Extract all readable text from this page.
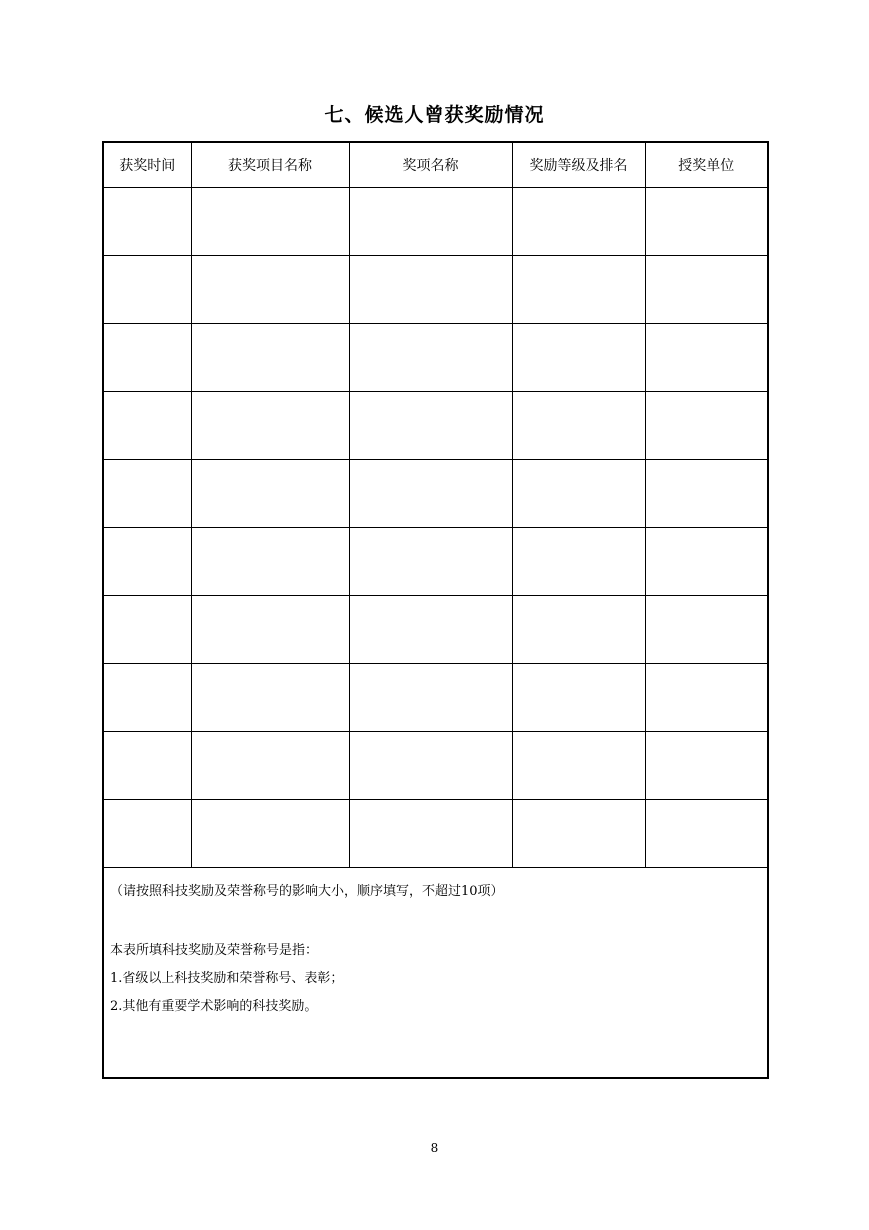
七、候选人曾获奖励情况
获奖时间	获奖项目名称	奖项名称	奖励等级及排名	授奖单位

（请按照科技奖励及荣誉称号的影响大小，顺序填写，不超过10项）

本表所填科技奖励及荣誉称号是指：

1.省级以上科技奖励和荣誉称号、表彰；

2.其他有重要学术影响的科技奖励。

8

*****

* Job
Send back the data above word for word, with the pictures left out.

* Result
Extract all readable text from this page.
七、候选人曾获奖励情况
获奖时间	获奖项目名称	奖项名称	奖励等级及排名	授奖单位

（请按照科技奖励及荣誉称号的影响大小，顺序填写，不超过10项）

本表所填科技奖励及荣誉称号是指：

1.省级以上科技奖励和荣誉称号、表彰；

2.其他有重要学术影响的科技奖励。

8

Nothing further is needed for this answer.